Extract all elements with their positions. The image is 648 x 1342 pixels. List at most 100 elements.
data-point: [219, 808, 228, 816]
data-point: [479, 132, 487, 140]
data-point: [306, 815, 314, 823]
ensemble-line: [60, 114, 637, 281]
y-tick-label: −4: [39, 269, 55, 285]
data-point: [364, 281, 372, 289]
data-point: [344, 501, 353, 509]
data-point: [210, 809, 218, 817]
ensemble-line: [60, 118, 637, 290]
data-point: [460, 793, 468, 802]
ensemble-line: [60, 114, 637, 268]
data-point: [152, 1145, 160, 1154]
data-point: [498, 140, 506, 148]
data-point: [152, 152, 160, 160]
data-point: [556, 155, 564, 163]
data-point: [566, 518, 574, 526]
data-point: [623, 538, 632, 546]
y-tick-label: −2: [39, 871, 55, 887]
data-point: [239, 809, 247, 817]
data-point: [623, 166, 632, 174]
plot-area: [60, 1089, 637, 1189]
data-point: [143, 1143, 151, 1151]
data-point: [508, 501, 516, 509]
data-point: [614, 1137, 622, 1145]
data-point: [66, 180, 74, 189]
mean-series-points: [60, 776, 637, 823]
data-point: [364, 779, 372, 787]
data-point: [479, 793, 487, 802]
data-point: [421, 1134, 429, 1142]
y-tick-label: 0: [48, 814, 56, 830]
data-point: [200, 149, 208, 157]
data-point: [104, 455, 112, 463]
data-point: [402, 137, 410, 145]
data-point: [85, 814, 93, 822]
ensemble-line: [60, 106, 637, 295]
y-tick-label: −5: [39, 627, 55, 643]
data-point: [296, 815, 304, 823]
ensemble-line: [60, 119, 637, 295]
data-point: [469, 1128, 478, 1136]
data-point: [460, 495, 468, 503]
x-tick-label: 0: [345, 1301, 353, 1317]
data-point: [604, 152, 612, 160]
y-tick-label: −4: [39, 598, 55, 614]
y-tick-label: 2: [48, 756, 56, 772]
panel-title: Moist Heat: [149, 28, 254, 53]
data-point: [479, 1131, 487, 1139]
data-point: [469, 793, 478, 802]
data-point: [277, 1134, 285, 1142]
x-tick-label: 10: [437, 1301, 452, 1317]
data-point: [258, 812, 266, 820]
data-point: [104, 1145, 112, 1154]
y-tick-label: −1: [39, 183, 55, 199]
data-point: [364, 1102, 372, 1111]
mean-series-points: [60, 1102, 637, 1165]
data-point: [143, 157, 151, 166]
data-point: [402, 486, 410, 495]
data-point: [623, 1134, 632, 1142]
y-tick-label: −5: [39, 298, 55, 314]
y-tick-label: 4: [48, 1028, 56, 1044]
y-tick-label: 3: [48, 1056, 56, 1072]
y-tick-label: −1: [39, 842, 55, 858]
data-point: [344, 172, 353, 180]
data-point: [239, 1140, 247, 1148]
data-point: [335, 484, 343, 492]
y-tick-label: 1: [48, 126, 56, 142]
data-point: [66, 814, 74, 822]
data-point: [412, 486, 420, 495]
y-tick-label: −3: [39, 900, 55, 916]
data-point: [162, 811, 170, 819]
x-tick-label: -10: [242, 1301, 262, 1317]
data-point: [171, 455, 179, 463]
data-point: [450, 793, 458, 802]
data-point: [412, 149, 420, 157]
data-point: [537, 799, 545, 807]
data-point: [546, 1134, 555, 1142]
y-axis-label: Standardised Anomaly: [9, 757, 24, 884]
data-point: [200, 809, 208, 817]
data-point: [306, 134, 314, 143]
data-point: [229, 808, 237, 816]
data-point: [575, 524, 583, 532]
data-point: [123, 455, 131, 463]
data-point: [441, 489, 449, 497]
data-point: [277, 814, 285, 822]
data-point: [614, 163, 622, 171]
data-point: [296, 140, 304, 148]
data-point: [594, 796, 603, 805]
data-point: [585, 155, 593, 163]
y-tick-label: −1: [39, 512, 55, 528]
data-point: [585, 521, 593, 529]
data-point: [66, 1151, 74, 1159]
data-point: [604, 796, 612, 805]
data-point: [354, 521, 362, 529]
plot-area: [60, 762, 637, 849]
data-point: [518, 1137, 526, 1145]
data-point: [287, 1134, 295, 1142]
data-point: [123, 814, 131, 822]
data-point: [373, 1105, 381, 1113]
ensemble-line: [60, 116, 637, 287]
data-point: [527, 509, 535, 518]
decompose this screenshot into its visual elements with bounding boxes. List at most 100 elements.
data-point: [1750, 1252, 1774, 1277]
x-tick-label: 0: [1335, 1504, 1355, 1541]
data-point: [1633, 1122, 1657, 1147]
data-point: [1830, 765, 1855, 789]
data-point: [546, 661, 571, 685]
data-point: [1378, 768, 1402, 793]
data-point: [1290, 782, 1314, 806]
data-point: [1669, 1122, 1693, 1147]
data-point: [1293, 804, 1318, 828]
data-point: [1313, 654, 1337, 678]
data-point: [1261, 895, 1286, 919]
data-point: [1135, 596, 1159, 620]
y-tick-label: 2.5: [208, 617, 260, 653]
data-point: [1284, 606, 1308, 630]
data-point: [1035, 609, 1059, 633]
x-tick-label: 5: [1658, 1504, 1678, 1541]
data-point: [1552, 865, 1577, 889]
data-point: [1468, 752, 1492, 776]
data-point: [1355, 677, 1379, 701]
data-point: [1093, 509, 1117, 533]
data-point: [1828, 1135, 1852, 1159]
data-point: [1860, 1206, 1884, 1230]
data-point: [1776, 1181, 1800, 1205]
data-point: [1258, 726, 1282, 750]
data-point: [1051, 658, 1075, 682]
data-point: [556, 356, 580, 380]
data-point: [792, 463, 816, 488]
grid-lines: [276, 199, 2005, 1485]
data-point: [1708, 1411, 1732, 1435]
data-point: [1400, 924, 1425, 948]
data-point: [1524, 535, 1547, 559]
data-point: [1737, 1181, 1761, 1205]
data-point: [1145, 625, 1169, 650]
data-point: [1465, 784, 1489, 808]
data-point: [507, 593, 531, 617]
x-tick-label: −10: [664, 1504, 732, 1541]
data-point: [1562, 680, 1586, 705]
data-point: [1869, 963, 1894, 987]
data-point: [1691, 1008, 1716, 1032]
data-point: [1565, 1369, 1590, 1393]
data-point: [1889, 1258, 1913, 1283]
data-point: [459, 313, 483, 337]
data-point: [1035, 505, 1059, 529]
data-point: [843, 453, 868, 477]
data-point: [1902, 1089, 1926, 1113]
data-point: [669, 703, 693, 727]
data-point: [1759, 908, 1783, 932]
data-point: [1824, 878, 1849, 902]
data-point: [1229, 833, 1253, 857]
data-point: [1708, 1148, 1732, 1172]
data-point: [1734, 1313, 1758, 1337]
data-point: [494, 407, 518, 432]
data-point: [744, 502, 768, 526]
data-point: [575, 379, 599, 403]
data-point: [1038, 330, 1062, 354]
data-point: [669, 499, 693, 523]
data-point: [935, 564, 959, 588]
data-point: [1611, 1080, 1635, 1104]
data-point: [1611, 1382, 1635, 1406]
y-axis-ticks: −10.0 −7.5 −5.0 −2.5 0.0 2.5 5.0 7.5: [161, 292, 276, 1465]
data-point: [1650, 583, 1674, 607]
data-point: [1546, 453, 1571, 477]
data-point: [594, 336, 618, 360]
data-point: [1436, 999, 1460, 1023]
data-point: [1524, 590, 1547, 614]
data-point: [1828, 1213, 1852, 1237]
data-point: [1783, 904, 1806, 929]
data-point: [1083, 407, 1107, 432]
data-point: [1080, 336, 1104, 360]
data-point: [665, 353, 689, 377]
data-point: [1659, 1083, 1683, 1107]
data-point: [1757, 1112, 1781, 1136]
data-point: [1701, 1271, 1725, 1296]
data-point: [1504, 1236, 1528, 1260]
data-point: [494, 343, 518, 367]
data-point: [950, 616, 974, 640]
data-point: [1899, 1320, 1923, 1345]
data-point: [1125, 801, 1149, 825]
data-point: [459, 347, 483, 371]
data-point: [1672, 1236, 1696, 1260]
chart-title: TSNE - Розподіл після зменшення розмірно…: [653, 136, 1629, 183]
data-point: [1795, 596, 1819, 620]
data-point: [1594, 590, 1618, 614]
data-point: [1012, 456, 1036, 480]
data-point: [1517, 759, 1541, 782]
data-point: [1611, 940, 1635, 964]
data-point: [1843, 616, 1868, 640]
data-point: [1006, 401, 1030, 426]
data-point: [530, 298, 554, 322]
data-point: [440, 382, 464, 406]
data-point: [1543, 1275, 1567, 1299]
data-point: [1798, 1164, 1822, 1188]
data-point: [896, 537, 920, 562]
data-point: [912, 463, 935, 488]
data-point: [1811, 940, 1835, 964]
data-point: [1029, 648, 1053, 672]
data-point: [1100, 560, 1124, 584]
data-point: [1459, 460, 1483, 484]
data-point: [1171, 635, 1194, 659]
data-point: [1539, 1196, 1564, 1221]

__________________________________________________

§ TASK INSTRUCTIONS
Reproduce verbatim the lines above, from the first line through the line containing "ensemble-line: [60, 114, 637, 281]", both ends included.

§ RESULT OF THIS EXERCISE
Extract all elements with their positions. The image is 648 x 1342 pixels. List at most 100 elements.
data-point: [219, 808, 228, 816]
data-point: [479, 132, 487, 140]
data-point: [306, 815, 314, 823]
ensemble-line: [60, 114, 637, 281]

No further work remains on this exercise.